[Dataset entries]
——

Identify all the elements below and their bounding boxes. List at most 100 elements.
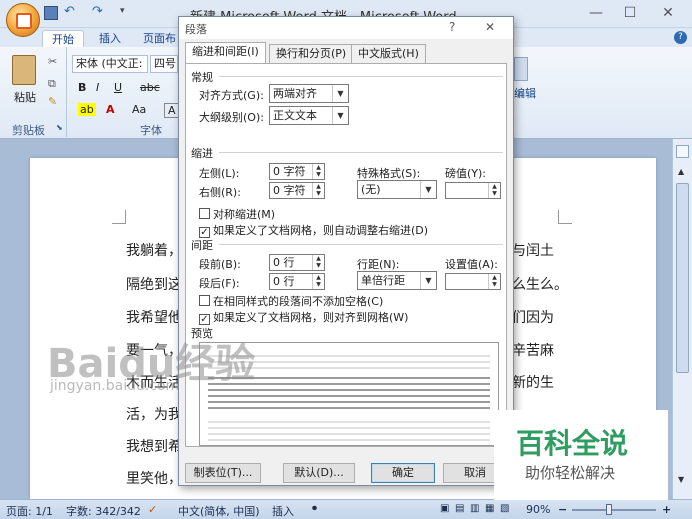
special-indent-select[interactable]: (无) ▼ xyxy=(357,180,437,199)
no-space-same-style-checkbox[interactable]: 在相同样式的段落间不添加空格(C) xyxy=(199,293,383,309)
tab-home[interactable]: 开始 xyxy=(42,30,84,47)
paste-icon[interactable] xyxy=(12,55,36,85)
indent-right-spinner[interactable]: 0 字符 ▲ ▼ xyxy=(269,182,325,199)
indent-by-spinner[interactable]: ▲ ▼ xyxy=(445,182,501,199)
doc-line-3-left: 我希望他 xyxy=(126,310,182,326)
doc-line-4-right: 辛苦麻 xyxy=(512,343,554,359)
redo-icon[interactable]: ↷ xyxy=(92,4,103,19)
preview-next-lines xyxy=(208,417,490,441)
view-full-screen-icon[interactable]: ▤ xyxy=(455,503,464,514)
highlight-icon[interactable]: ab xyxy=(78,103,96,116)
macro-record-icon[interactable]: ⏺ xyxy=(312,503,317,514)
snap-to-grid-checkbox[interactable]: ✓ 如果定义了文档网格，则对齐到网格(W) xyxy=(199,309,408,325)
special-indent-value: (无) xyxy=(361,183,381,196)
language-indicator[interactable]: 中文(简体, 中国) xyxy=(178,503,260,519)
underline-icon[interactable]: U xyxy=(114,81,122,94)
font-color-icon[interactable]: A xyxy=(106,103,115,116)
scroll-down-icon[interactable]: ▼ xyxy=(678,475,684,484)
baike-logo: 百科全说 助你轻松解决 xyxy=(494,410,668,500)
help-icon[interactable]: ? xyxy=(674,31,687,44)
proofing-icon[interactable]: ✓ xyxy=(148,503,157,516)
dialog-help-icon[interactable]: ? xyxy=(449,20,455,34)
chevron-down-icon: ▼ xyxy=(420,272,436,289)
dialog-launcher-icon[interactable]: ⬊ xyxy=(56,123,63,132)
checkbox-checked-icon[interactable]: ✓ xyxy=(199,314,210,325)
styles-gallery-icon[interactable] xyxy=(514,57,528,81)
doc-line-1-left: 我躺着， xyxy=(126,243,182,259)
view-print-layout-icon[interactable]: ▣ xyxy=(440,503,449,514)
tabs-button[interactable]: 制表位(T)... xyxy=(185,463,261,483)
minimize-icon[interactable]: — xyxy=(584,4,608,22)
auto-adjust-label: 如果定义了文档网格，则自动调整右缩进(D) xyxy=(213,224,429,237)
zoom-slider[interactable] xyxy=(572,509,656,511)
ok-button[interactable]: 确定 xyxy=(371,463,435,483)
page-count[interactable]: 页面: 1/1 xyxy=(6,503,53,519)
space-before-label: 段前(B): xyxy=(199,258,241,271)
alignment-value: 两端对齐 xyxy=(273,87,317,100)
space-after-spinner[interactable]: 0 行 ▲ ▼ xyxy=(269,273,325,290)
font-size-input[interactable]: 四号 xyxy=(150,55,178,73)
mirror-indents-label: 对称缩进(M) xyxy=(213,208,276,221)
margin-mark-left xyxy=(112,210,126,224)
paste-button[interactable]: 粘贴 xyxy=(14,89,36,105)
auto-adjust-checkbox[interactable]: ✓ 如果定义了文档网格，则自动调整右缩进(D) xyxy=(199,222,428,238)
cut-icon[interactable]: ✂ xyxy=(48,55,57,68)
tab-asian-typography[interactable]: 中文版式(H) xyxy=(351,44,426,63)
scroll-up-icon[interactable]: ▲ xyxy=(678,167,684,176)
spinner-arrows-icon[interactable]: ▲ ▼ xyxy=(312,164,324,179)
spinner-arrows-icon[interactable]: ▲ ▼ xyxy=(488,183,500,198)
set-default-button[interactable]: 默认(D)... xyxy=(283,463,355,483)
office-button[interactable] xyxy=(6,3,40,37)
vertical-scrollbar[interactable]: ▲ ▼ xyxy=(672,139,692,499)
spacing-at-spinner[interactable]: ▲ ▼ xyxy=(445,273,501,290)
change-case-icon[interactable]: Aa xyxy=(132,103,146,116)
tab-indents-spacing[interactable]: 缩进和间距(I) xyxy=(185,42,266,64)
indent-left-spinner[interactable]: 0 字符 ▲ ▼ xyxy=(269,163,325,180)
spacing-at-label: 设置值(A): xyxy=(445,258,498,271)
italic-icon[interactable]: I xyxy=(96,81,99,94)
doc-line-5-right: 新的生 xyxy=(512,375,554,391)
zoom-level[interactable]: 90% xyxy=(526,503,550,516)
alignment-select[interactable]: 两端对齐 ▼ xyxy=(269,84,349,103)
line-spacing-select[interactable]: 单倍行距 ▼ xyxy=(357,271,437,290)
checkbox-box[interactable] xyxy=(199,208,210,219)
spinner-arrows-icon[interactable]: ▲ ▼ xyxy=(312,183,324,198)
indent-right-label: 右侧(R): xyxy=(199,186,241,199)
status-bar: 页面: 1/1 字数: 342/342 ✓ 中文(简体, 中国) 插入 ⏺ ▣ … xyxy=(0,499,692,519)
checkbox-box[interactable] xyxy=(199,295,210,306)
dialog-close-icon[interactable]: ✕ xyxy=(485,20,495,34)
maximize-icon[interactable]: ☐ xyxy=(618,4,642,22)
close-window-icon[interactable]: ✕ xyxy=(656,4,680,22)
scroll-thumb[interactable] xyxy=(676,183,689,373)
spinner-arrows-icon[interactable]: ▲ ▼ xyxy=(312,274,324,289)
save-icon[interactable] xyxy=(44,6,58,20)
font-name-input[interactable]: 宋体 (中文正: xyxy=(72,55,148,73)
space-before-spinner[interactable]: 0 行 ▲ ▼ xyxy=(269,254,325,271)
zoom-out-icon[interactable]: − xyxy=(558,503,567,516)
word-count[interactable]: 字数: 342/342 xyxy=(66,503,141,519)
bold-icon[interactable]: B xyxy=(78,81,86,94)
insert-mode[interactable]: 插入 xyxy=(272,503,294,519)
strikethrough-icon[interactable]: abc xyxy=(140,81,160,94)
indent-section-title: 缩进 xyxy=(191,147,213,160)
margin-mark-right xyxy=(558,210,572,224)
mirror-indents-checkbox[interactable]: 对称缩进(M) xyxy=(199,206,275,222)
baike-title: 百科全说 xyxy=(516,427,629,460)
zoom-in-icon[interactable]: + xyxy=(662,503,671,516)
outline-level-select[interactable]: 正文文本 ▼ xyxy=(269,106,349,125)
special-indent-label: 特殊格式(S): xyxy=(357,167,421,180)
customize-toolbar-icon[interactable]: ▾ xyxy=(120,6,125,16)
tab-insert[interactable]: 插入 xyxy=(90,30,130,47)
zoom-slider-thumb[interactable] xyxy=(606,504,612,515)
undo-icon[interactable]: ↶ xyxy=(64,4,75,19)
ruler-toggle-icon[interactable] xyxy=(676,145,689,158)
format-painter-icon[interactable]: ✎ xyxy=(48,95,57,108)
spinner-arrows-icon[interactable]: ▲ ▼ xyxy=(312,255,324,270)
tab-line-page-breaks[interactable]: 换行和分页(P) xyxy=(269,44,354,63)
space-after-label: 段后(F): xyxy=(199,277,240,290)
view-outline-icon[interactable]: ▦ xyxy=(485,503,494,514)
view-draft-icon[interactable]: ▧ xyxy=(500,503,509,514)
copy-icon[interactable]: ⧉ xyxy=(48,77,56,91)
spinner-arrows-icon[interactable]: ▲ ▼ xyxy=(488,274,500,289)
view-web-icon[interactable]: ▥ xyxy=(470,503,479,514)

——

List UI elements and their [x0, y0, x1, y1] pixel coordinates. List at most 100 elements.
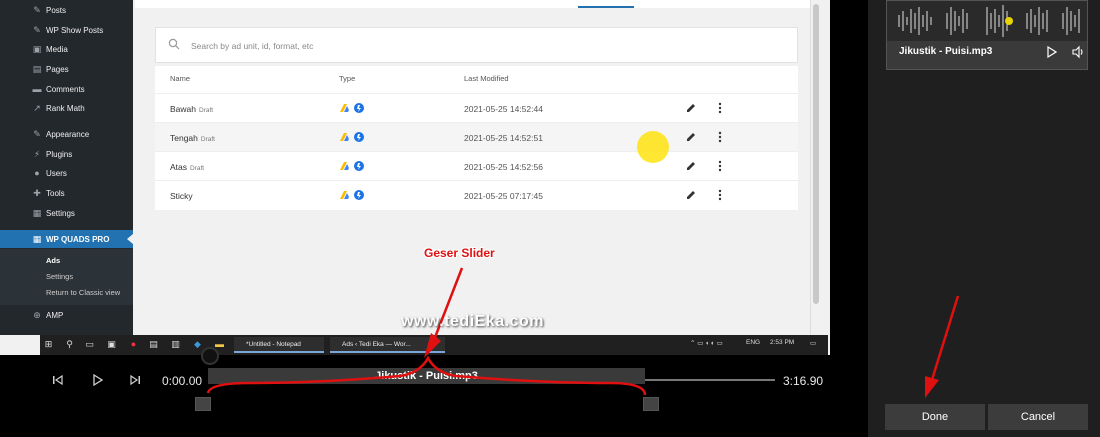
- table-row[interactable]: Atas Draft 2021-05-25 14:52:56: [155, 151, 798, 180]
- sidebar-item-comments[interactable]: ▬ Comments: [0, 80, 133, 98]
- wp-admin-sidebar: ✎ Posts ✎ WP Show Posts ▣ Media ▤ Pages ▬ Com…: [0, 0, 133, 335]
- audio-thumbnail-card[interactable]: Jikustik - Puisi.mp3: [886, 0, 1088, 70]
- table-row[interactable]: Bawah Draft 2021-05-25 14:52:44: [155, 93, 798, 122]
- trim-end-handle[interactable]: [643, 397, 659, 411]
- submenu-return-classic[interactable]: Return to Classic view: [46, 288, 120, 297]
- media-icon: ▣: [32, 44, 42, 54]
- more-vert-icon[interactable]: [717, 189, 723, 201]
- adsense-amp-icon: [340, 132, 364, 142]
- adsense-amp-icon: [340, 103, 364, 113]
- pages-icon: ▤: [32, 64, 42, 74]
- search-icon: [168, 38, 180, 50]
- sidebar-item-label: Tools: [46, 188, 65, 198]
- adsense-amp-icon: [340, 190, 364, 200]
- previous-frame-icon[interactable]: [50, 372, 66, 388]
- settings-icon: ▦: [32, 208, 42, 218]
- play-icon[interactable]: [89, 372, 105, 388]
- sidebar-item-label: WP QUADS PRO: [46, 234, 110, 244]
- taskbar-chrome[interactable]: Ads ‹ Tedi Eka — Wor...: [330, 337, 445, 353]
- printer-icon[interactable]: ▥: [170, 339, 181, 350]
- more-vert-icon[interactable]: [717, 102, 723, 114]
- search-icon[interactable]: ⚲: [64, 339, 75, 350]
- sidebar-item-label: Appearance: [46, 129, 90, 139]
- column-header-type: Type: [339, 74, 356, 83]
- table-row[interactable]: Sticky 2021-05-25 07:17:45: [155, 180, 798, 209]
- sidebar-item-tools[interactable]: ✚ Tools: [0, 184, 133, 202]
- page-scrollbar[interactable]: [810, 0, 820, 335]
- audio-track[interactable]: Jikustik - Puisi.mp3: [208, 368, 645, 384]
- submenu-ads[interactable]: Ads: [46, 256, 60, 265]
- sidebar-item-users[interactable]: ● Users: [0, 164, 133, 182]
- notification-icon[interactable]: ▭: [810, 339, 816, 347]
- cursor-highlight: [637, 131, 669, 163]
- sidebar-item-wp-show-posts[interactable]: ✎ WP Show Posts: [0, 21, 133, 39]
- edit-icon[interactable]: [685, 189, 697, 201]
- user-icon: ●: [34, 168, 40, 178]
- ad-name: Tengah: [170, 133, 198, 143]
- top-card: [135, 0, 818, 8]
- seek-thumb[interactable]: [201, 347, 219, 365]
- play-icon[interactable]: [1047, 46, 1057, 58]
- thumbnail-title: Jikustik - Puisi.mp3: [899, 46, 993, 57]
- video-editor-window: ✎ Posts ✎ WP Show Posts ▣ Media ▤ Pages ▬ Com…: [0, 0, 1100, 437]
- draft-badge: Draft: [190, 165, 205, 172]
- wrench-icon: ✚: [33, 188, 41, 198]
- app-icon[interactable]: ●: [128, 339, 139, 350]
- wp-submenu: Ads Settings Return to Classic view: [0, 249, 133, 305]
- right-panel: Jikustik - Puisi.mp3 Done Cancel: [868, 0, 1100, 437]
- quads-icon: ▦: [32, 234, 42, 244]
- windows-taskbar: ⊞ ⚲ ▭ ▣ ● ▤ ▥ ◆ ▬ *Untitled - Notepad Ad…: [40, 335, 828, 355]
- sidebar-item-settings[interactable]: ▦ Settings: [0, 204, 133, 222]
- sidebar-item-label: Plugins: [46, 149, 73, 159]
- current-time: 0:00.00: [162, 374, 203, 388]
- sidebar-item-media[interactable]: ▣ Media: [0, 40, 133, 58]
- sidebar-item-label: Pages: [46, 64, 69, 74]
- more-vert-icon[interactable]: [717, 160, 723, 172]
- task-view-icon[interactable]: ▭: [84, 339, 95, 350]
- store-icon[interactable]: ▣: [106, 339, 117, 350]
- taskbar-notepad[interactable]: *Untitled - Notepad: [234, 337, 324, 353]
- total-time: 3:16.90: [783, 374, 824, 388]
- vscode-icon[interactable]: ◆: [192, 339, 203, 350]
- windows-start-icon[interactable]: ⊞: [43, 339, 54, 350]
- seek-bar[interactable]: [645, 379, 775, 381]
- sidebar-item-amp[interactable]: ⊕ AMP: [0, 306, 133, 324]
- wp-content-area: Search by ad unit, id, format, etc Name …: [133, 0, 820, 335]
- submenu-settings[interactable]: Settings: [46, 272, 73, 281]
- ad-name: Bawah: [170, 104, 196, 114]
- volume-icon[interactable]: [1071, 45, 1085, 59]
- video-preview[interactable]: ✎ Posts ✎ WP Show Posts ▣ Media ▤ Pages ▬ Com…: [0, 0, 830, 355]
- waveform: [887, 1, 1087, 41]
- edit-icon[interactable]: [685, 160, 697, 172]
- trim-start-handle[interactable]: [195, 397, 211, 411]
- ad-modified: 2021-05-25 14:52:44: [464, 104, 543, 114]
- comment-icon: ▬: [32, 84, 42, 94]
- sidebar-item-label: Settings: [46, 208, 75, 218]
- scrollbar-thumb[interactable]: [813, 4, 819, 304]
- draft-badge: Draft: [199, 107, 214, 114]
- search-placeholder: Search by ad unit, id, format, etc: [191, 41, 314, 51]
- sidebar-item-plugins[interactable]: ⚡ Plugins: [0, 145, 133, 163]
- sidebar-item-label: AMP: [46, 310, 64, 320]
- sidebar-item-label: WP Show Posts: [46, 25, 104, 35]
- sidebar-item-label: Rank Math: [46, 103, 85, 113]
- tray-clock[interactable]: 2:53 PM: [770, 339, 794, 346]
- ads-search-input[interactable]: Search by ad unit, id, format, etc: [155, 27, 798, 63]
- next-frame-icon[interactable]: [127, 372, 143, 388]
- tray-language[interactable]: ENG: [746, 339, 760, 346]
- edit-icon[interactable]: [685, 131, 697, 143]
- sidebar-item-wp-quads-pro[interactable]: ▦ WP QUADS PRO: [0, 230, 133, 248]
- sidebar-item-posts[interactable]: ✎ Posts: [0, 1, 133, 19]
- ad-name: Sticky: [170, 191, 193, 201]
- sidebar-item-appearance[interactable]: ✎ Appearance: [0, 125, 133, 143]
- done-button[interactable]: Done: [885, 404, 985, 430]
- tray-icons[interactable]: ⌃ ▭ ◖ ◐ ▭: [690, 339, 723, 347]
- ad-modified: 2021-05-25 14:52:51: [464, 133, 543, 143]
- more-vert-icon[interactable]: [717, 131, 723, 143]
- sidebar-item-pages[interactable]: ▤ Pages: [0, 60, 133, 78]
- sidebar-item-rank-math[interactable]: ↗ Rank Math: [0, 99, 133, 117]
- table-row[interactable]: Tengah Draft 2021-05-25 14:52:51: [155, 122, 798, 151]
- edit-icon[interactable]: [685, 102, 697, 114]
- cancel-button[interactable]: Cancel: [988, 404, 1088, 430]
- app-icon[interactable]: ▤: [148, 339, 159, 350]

——

* **Aim**
Please quote everything in the listing from the line containing "special-indent-select[interactable]: (无) ▼" down to the line containing "underline-icon[interactable]: U xyxy=(114,81,122,94)", both included, word for word.

* **Solved exercise**
special-indent-select[interactable]: (无) ▼ xyxy=(357,180,437,199)
no-space-same-style-checkbox[interactable]: 在相同样式的段落间不添加空格(C) xyxy=(199,293,383,309)
tab-home[interactable]: 开始 xyxy=(42,30,84,47)
paste-icon[interactable] xyxy=(12,55,36,85)
indent-right-spinner[interactable]: 0 字符 ▲ ▼ xyxy=(269,182,325,199)
indent-by-spinner[interactable]: ▲ ▼ xyxy=(445,182,501,199)
doc-line-3-left: 我希望他 xyxy=(126,310,182,326)
doc-line-4-right: 辛苦麻 xyxy=(512,343,554,359)
redo-icon[interactable]: ↷ xyxy=(92,4,103,19)
preview-next-lines xyxy=(208,417,490,441)
view-full-screen-icon[interactable]: ▤ xyxy=(455,503,464,514)
highlight-icon[interactable]: ab xyxy=(78,103,96,116)
macro-record-icon[interactable]: ⏺ xyxy=(312,503,317,514)
snap-to-grid-checkbox[interactable]: ✓ 如果定义了文档网格，则对齐到网格(W) xyxy=(199,309,408,325)
special-indent-value: (无) xyxy=(361,183,381,196)
language-indicator[interactable]: 中文(简体, 中国) xyxy=(178,503,260,519)
underline-icon[interactable]: U xyxy=(114,81,122,94)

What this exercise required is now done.